Stated task:
Repeat each entry word for word. Leave any images out of the copy.

Extracted entries:
::::::::
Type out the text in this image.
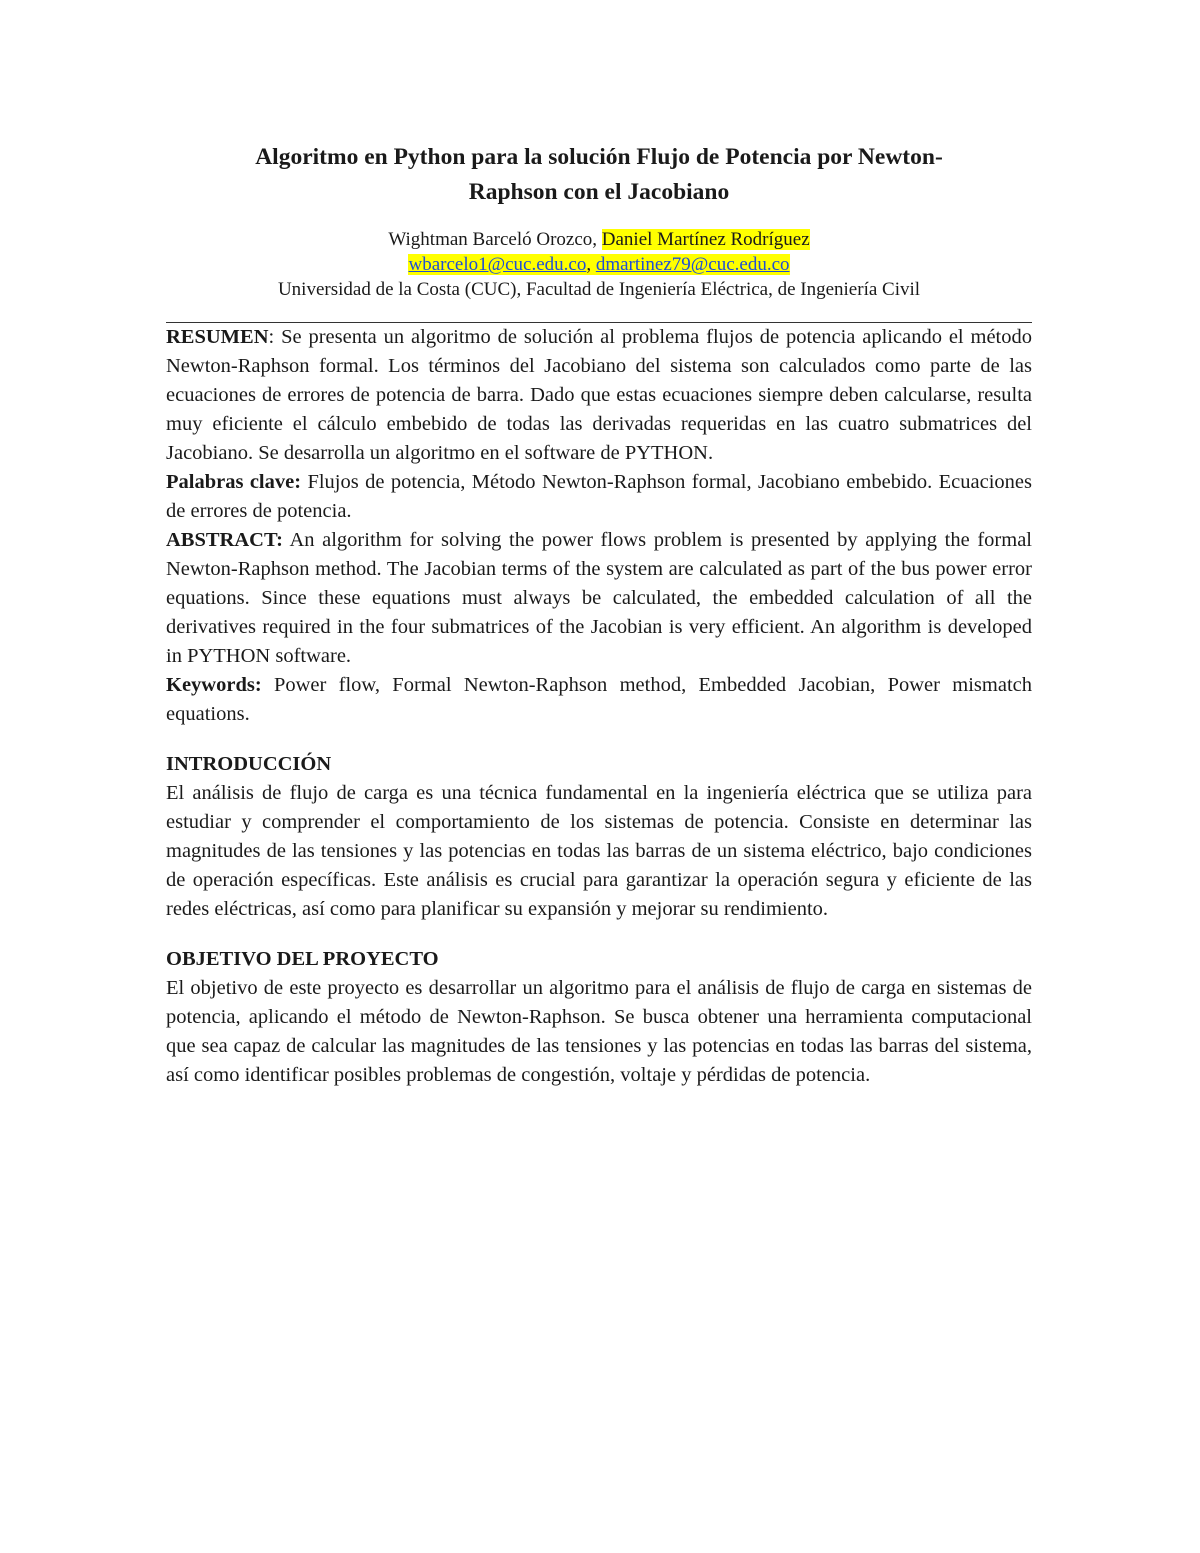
Algoritmo en Python para la solución Flujo de Potencia por Newton-
Raphson con el Jacobiano
Wightman Barceló Orozco, Daniel Martínez Rodríguez
wbarcelo1@cuc.edu.co, dmartinez79@cuc.edu.co
Universidad de la Costa (CUC), Facultad de Ingeniería Eléctrica, de Ingeniería Civil

RESUMEN: Se presenta un algoritmo de solución al problema flujos de potencia aplicando el método Newton-Raphson formal. Los términos del Jacobiano del sistema son calculados como parte de las ecuaciones de errores de potencia de barra. Dado que estas ecuaciones siempre deben calcularse, resulta muy eficiente el cálculo embebido de todas las derivadas requeridas en las cuatro submatrices del Jacobiano. Se desarrolla un algoritmo en el software de PYTHON.

Palabras clave: Flujos de potencia, Método Newton-Raphson formal, Jacobiano embebido. Ecuaciones de errores de potencia.

ABSTRACT: An algorithm for solving the power flows problem is presented by applying the formal Newton-Raphson method. The Jacobian terms of the system are calculated as part of the bus power error equations. Since these equations must always be calculated, the embedded calculation of all the derivatives required in the four submatrices of the Jacobian is very efficient. An algorithm is developed in PYTHON software.

Keywords: Power flow, Formal Newton-Raphson method, Embedded Jacobian, Power mismatch equations.

INTRODUCCIÓN

El análisis de flujo de carga es una técnica fundamental en la ingeniería eléctrica que se utiliza para estudiar y comprender el comportamiento de los sistemas de potencia. Consiste en determinar las magnitudes de las tensiones y las potencias en todas las barras de un sistema eléctrico, bajo condiciones de operación específicas. Este análisis es crucial para garantizar la operación segura y eficiente de las redes eléctricas, así como para planificar su expansión y mejorar su rendimiento.

OBJETIVO DEL PROYECTO

El objetivo de este proyecto es desarrollar un algoritmo para el análisis de flujo de carga en sistemas de potencia, aplicando el método de Newton-Raphson. Se busca obtener una herramienta computacional que sea capaz de calcular las magnitudes de las tensiones y las potencias en todas las barras del sistema, así como identificar posibles problemas de congestión, voltaje y pérdidas de potencia.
::::::::
In response:
Type out the text in this image.
Algoritmo en Python para la solución Flujo de Potencia por Newton-
Raphson con el Jacobiano
Wightman Barceló Orozco, Daniel Martínez Rodríguez
wbarcelo1@cuc.edu.co, dmartinez79@cuc.edu.co
Universidad de la Costa (CUC), Facultad de Ingeniería Eléctrica, de Ingeniería Civil

RESUMEN: Se presenta un algoritmo de solución al problema flujos de potencia aplicando el método Newton-Raphson formal. Los términos del Jacobiano del sistema son calculados como parte de las ecuaciones de errores de potencia de barra. Dado que estas ecuaciones siempre deben calcularse, resulta muy eficiente el cálculo embebido de todas las derivadas requeridas en las cuatro submatrices del Jacobiano. Se desarrolla un algoritmo en el software de PYTHON.

Palabras clave: Flujos de potencia, Método Newton-Raphson formal, Jacobiano embebido. Ecuaciones de errores de potencia.

ABSTRACT: An algorithm for solving the power flows problem is presented by applying the formal Newton-Raphson method. The Jacobian terms of the system are calculated as part of the bus power error equations. Since these equations must always be calculated, the embedded calculation of all the derivatives required in the four submatrices of the Jacobian is very efficient. An algorithm is developed in PYTHON software.

Keywords: Power flow, Formal Newton-Raphson method, Embedded Jacobian, Power mismatch equations.

INTRODUCCIÓN

El análisis de flujo de carga es una técnica fundamental en la ingeniería eléctrica que se utiliza para estudiar y comprender el comportamiento de los sistemas de potencia. Consiste en determinar las magnitudes de las tensiones y las potencias en todas las barras de un sistema eléctrico, bajo condiciones de operación específicas. Este análisis es crucial para garantizar la operación segura y eficiente de las redes eléctricas, así como para planificar su expansión y mejorar su rendimiento.

OBJETIVO DEL PROYECTO

El objetivo de este proyecto es desarrollar un algoritmo para el análisis de flujo de carga en sistemas de potencia, aplicando el método de Newton-Raphson. Se busca obtener una herramienta computacional que sea capaz de calcular las magnitudes de las tensiones y las potencias en todas las barras del sistema, así como identificar posibles problemas de congestión, voltaje y pérdidas de potencia.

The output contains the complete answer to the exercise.